> **Your instructions**
All of the material should be reproduced exactly, with pictures left out.

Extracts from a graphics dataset
╭──

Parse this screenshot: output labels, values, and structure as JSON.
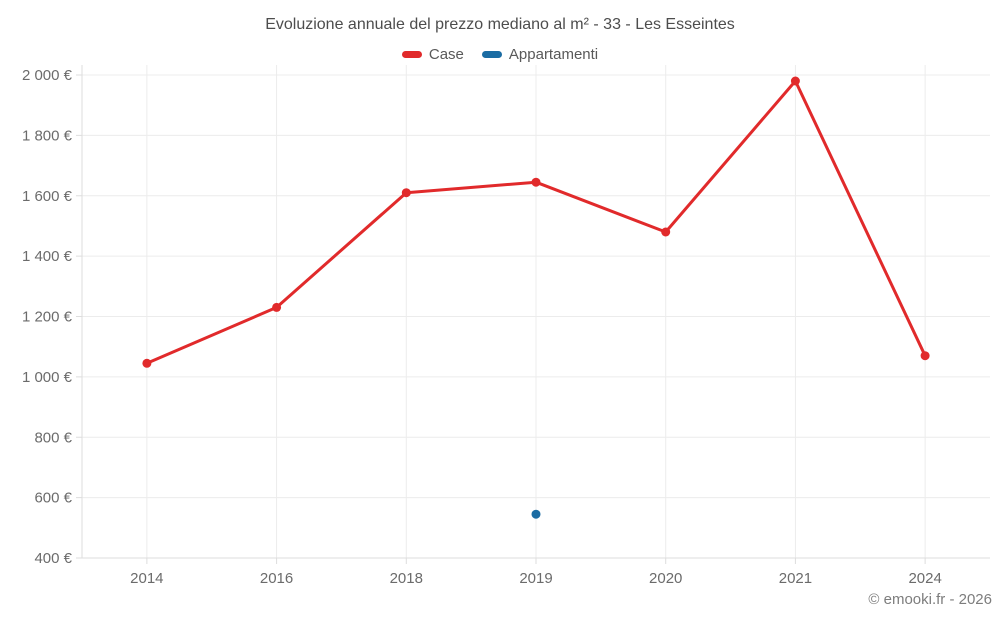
{
  "chart_data": {
    "type": "line",
    "title": "Evoluzione annuale del prezzo mediano al m² - 33 - Les Esseintes",
    "categories": [
      "2014",
      "2016",
      "2018",
      "2019",
      "2020",
      "2021",
      "2024"
    ],
    "series": [
      {
        "name": "Case",
        "color": "#e12a2b",
        "values": [
          1045,
          1230,
          1610,
          1645,
          1480,
          1980,
          1070
        ]
      },
      {
        "name": "Appartamenti",
        "color": "#1b6ca3",
        "values": [
          null,
          null,
          null,
          545,
          null,
          null,
          null
        ]
      }
    ],
    "ylim": [
      400,
      2000
    ],
    "ytick_step": 200,
    "ytick_labels": [
      "400 €",
      "600 €",
      "800 €",
      "1 000 €",
      "1 200 €",
      "1 400 €",
      "1 600 €",
      "1 800 €",
      "2 000 €"
    ],
    "xlabel": "",
    "ylabel": "",
    "grid": true,
    "legend_position": "top"
  },
  "footer": {
    "credit": "© emooki.fr - 2026"
  },
  "colors": {
    "grid": "#ececec",
    "axis": "#dddddd",
    "tick_label": "#6b6b6b",
    "title_text": "#4d4d4d",
    "legend_text": "#595959",
    "case_red": "#e12a2b",
    "appartamenti_blue": "#1b6ca3"
  }
}
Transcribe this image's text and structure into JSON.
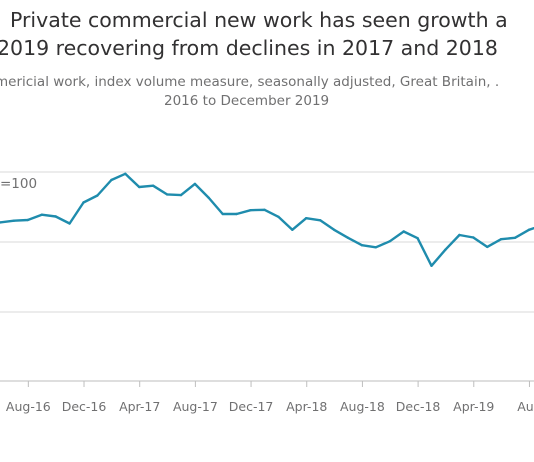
{
  "chart_data": {
    "type": "line",
    "title": [
      "Private commercial new work has seen growth a",
      "2019 recovering from declines in 2017 and 2018"
    ],
    "subtitle": [
      "mericial work, index volume measure, seasonally adjusted, Great Britain, .",
      "2016 to December 2019"
    ],
    "y_unit_label": "=100",
    "x_tick_labels": [
      "Aug-16",
      "Dec-16",
      "Apr-17",
      "Aug-17",
      "Dec-17",
      "Apr-18",
      "Aug-18",
      "Dec-18",
      "Apr-19",
      "Aug"
    ],
    "x_ticks": [
      2,
      6,
      10,
      14,
      18,
      22,
      26,
      30,
      34,
      38
    ],
    "ylim": [
      80,
      120
    ],
    "grid_values": [
      120,
      100,
      80
    ],
    "grid": true,
    "colors": {
      "line": "#1f8cad",
      "grid": "#d9d9d9",
      "axis": "#bebebe",
      "text": "#707071",
      "title": "#323132"
    },
    "series": [
      {
        "x": [
          0,
          1,
          2,
          3,
          4,
          5,
          6,
          7,
          8,
          9,
          10,
          11,
          12,
          13,
          14,
          15,
          16,
          17,
          18,
          19,
          20,
          21,
          22,
          23,
          24,
          25,
          26,
          27,
          28,
          29,
          30,
          31,
          32,
          33,
          34,
          35,
          36,
          37,
          38,
          39
        ],
        "values": [
          105.6,
          106.1,
          106.3,
          107.8,
          107.3,
          105.3,
          111.3,
          113.3,
          117.7,
          119.5,
          115.7,
          116.1,
          113.6,
          113.4,
          116.6,
          112.6,
          108.0,
          108.0,
          109.1,
          109.2,
          107.2,
          103.5,
          106.8,
          106.2,
          103.5,
          101.2,
          99.1,
          98.5,
          100.2,
          103.0,
          101.1,
          93.2,
          97.8,
          102.0,
          101.3,
          98.6,
          100.8,
          101.2,
          103.5,
          104.8
        ]
      }
    ]
  }
}
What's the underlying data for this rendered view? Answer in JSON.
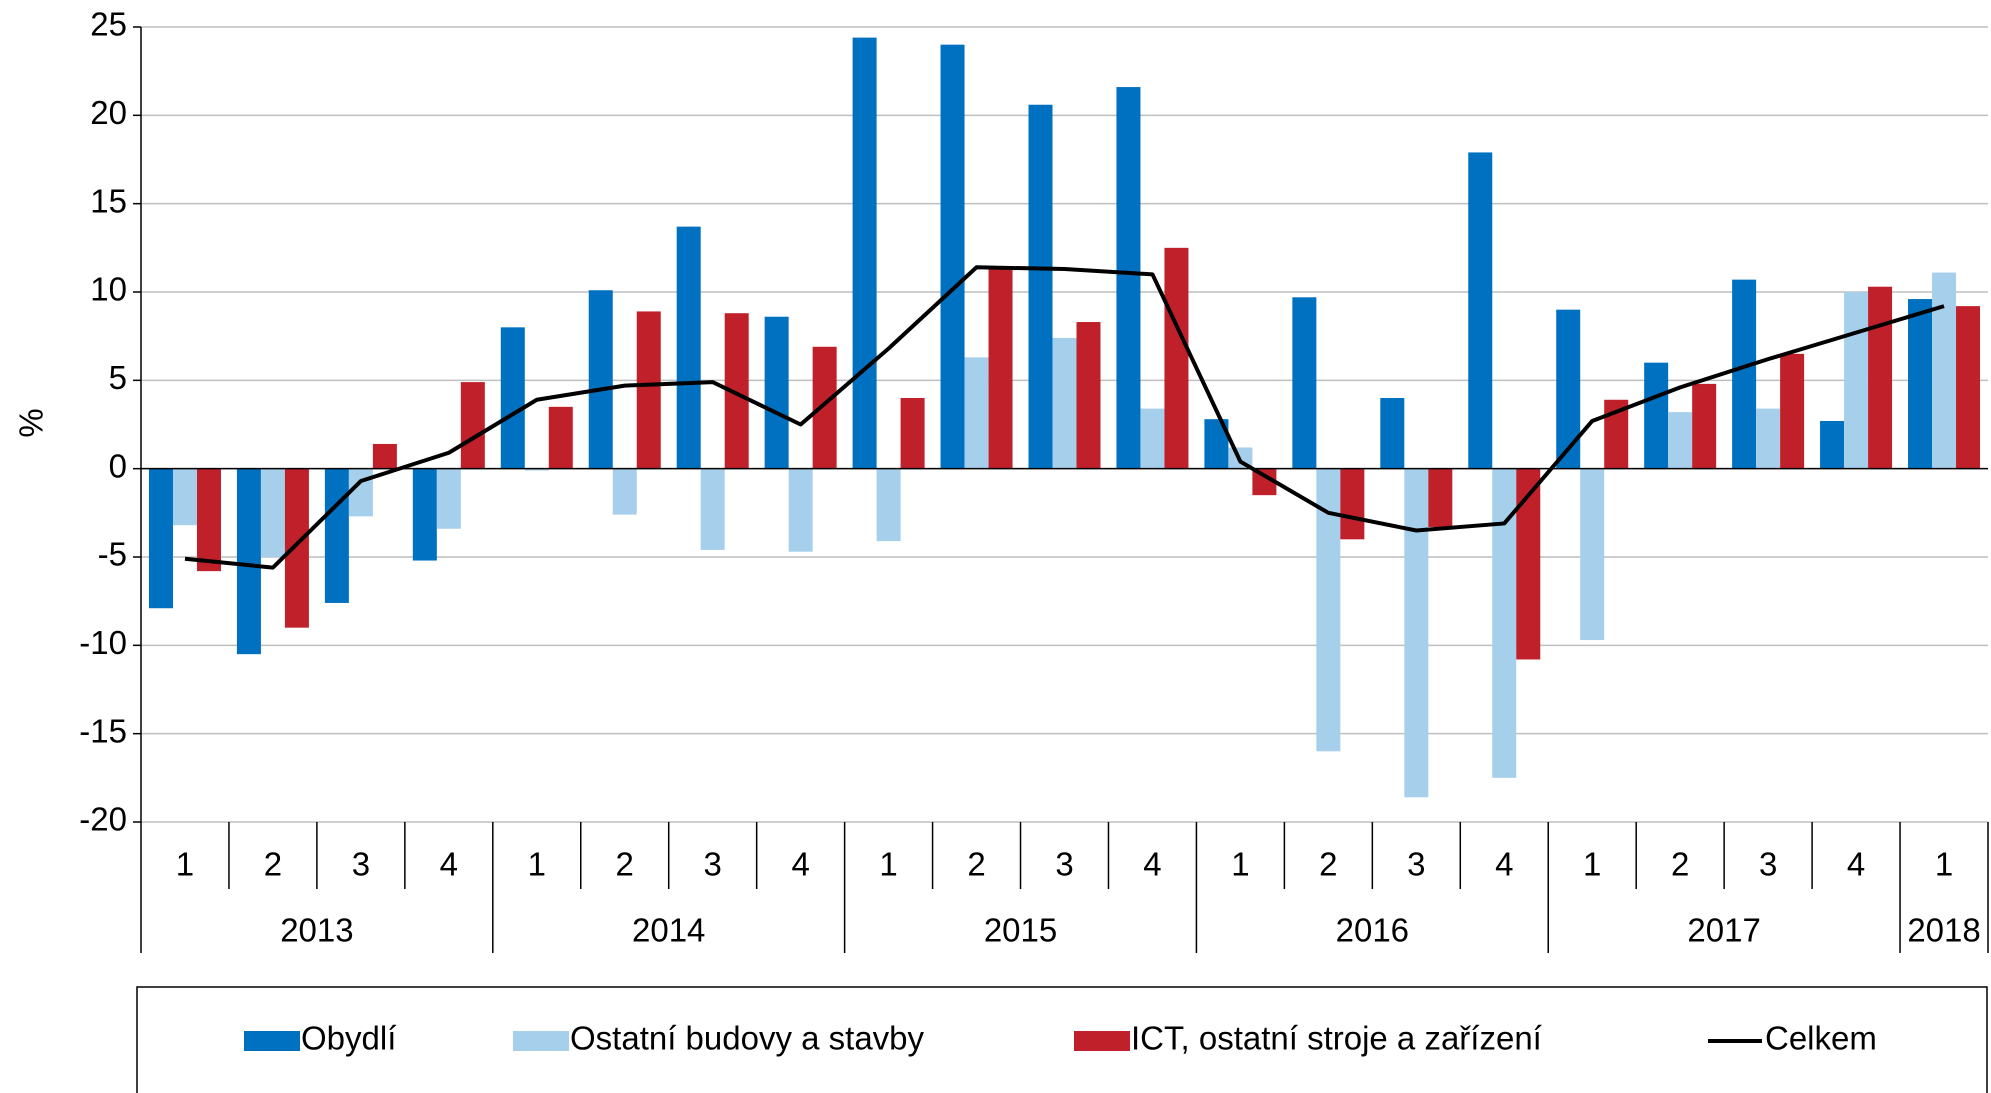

╰──

> **Final answer**
Parse this screenshot: output labels, values, and structure as JSON.
{
  "chart_data": {
    "type": "line",
    "title": "Evoluzione annuale del prezzo mediano al m² - 33 - Les Esseintes",
    "categories": [
      "2014",
      "2016",
      "2018",
      "2019",
      "2020",
      "2021",
      "2024"
    ],
    "series": [
      {
        "name": "Case",
        "color": "#e12a2b",
        "values": [
          1045,
          1230,
          1610,
          1645,
          1480,
          1980,
          1070
        ]
      },
      {
        "name": "Appartamenti",
        "color": "#1b6ca3",
        "values": [
          null,
          null,
          null,
          545,
          null,
          null,
          null
        ]
      }
    ],
    "ylim": [
      400,
      2000
    ],
    "ytick_step": 200,
    "ytick_labels": [
      "400 €",
      "600 €",
      "800 €",
      "1 000 €",
      "1 200 €",
      "1 400 €",
      "1 600 €",
      "1 800 €",
      "2 000 €"
    ],
    "xlabel": "",
    "ylabel": "",
    "grid": true,
    "legend_position": "top"
  },
  "footer": {
    "credit": "© emooki.fr - 2026"
  },
  "colors": {
    "grid": "#ececec",
    "axis": "#dddddd",
    "tick_label": "#6b6b6b",
    "title_text": "#4d4d4d",
    "legend_text": "#595959",
    "case_red": "#e12a2b",
    "appartamenti_blue": "#1b6ca3"
  }
}
Transcribe this image's text and structure into JSON.
{
  "chart_data": {
    "type": "line",
    "title": [
      "Private commercial new work has seen growth a",
      "2019 recovering from declines in 2017 and 2018"
    ],
    "subtitle": [
      "mericial work, index volume measure, seasonally adjusted, Great Britain, .",
      "2016 to December 2019"
    ],
    "y_unit_label": "=100",
    "x_tick_labels": [
      "Aug-16",
      "Dec-16",
      "Apr-17",
      "Aug-17",
      "Dec-17",
      "Apr-18",
      "Aug-18",
      "Dec-18",
      "Apr-19",
      "Aug"
    ],
    "x_ticks": [
      2,
      6,
      10,
      14,
      18,
      22,
      26,
      30,
      34,
      38
    ],
    "ylim": [
      80,
      120
    ],
    "grid_values": [
      120,
      100,
      80
    ],
    "grid": true,
    "colors": {
      "line": "#1f8cad",
      "grid": "#d9d9d9",
      "axis": "#bebebe",
      "text": "#707071",
      "title": "#323132"
    },
    "series": [
      {
        "x": [
          0,
          1,
          2,
          3,
          4,
          5,
          6,
          7,
          8,
          9,
          10,
          11,
          12,
          13,
          14,
          15,
          16,
          17,
          18,
          19,
          20,
          21,
          22,
          23,
          24,
          25,
          26,
          27,
          28,
          29,
          30,
          31,
          32,
          33,
          34,
          35,
          36,
          37,
          38,
          39
        ],
        "values": [
          105.6,
          106.1,
          106.3,
          107.8,
          107.3,
          105.3,
          111.3,
          113.3,
          117.7,
          119.5,
          115.7,
          116.1,
          113.6,
          113.4,
          116.6,
          112.6,
          108.0,
          108.0,
          109.1,
          109.2,
          107.2,
          103.5,
          106.8,
          106.2,
          103.5,
          101.2,
          99.1,
          98.5,
          100.2,
          103.0,
          101.1,
          93.2,
          97.8,
          102.0,
          101.3,
          98.6,
          100.8,
          101.2,
          103.5,
          104.8
        ]
      }
    ]
  }
}
What's the underlying data for this rendered view? Answer in JSON.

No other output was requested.